--- start RECORDS SUPPLIED ---

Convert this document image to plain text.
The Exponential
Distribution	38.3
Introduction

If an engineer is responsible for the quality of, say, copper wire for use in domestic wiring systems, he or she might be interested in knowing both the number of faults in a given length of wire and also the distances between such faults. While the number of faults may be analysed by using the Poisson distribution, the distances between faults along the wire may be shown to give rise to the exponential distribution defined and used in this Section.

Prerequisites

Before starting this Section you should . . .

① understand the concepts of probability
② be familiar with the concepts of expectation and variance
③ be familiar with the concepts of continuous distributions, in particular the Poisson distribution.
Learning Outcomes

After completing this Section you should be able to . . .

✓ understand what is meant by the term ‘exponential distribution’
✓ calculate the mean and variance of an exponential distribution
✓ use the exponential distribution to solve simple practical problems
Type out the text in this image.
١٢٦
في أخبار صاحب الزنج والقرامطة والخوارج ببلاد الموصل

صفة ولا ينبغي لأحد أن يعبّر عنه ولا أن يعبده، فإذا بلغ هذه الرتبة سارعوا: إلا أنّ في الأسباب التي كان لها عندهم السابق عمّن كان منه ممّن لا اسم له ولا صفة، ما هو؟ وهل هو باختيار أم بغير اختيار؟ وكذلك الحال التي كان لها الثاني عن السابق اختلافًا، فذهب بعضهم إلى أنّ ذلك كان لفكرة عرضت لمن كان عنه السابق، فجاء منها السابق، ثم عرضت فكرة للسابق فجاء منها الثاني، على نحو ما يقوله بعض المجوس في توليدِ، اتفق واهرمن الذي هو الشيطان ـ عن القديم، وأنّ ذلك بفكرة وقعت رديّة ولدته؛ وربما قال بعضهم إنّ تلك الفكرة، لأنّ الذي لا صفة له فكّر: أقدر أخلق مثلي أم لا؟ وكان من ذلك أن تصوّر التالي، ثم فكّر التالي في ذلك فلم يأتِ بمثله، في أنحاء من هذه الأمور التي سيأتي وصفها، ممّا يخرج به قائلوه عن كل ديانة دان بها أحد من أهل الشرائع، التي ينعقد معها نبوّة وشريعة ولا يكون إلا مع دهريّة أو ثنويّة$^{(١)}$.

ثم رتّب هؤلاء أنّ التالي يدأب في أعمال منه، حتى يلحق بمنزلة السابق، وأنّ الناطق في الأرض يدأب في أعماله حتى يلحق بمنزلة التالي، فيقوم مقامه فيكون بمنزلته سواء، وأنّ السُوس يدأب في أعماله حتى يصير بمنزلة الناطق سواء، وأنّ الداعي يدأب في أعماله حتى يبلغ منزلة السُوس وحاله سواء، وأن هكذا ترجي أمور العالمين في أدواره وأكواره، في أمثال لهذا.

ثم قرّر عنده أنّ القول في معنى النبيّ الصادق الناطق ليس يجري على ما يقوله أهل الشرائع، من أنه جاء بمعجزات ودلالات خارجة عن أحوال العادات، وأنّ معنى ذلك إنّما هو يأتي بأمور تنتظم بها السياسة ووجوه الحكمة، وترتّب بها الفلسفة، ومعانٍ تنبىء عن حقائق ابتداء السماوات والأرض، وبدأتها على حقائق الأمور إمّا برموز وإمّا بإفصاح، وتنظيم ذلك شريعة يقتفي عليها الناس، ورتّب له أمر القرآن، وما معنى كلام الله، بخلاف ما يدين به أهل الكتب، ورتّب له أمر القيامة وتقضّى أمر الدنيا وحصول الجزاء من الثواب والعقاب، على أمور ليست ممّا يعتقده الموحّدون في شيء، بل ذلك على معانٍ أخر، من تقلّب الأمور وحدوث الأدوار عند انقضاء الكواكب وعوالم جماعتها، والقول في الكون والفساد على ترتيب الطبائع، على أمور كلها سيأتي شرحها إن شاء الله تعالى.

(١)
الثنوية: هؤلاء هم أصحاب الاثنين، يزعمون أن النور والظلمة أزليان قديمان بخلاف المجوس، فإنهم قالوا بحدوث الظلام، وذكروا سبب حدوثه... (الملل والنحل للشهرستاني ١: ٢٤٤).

--- end RECORDS SUPPLIED ---

Transcribe the material exactly as it reads.

Convert this document image to plain text.
The Exponential
Distribution	38.3
Introduction

If an engineer is responsible for the quality of, say, copper wire for use in domestic wiring systems, he or she might be interested in knowing both the number of faults in a given length of wire and also the distances between such faults. While the number of faults may be analysed by using the Poisson distribution, the distances between faults along the wire may be shown to give rise to the exponential distribution defined and used in this Section.

Prerequisites

Before starting this Section you should . . .

① understand the concepts of probability
② be familiar with the concepts of expectation and variance
③ be familiar with the concepts of continuous distributions, in particular the Poisson distribution.
Learning Outcomes

After completing this Section you should be able to . . .

✓ understand what is meant by the term ‘exponential distribution’
✓ calculate the mean and variance of an exponential distribution
✓ use the exponential distribution to solve simple practical problems
Type out the text in this image.
١٢٦
في أخبار صاحب الزنج والقرامطة والخوارج ببلاد الموصل

صفة ولا ينبغي لأحد أن يعبّر عنه ولا أن يعبده، فإذا بلغ هذه الرتبة سارعوا: إلا أنّ في الأسباب التي كان لها عندهم السابق عمّن كان منه ممّن لا اسم له ولا صفة، ما هو؟ وهل هو باختيار أم بغير اختيار؟ وكذلك الحال التي كان لها الثاني عن السابق اختلافًا، فذهب بعضهم إلى أنّ ذلك كان لفكرة عرضت لمن كان عنه السابق، فجاء منها السابق، ثم عرضت فكرة للسابق فجاء منها الثاني، على نحو ما يقوله بعض المجوس في توليدِ، اتفق واهرمن الذي هو الشيطان ـ عن القديم، وأنّ ذلك بفكرة وقعت رديّة ولدته؛ وربما قال بعضهم إنّ تلك الفكرة، لأنّ الذي لا صفة له فكّر: أقدر أخلق مثلي أم لا؟ وكان من ذلك أن تصوّر التالي، ثم فكّر التالي في ذلك فلم يأتِ بمثله، في أنحاء من هذه الأمور التي سيأتي وصفها، ممّا يخرج به قائلوه عن كل ديانة دان بها أحد من أهل الشرائع، التي ينعقد معها نبوّة وشريعة ولا يكون إلا مع دهريّة أو ثنويّة$^{(١)}$.

ثم رتّب هؤلاء أنّ التالي يدأب في أعمال منه، حتى يلحق بمنزلة السابق، وأنّ الناطق في الأرض يدأب في أعماله حتى يلحق بمنزلة التالي، فيقوم مقامه فيكون بمنزلته سواء، وأنّ السُوس يدأب في أعماله حتى يصير بمنزلة الناطق سواء، وأنّ الداعي يدأب في أعماله حتى يبلغ منزلة السُوس وحاله سواء، وأن هكذا ترجي أمور العالمين في أدواره وأكواره، في أمثال لهذا.

ثم قرّر عنده أنّ القول في معنى النبيّ الصادق الناطق ليس يجري على ما يقوله أهل الشرائع، من أنه جاء بمعجزات ودلالات خارجة عن أحوال العادات، وأنّ معنى ذلك إنّما هو يأتي بأمور تنتظم بها السياسة ووجوه الحكمة، وترتّب بها الفلسفة، ومعانٍ تنبىء عن حقائق ابتداء السماوات والأرض، وبدأتها على حقائق الأمور إمّا برموز وإمّا بإفصاح، وتنظيم ذلك شريعة يقتفي عليها الناس، ورتّب له أمر القرآن، وما معنى كلام الله، بخلاف ما يدين به أهل الكتب، ورتّب له أمر القيامة وتقضّى أمر الدنيا وحصول الجزاء من الثواب والعقاب، على أمور ليست ممّا يعتقده الموحّدون في شيء، بل ذلك على معانٍ أخر، من تقلّب الأمور وحدوث الأدوار عند انقضاء الكواكب وعوالم جماعتها، والقول في الكون والفساد على ترتيب الطبائع، على أمور كلها سيأتي شرحها إن شاء الله تعالى.

(١)
الثنوية: هؤلاء هم أصحاب الاثنين، يزعمون أن النور والظلمة أزليان قديمان بخلاف المجوس، فإنهم قالوا بحدوث الظلام، وذكروا سبب حدوثه... (الملل والنحل للشهرستاني ١: ٢٤٤).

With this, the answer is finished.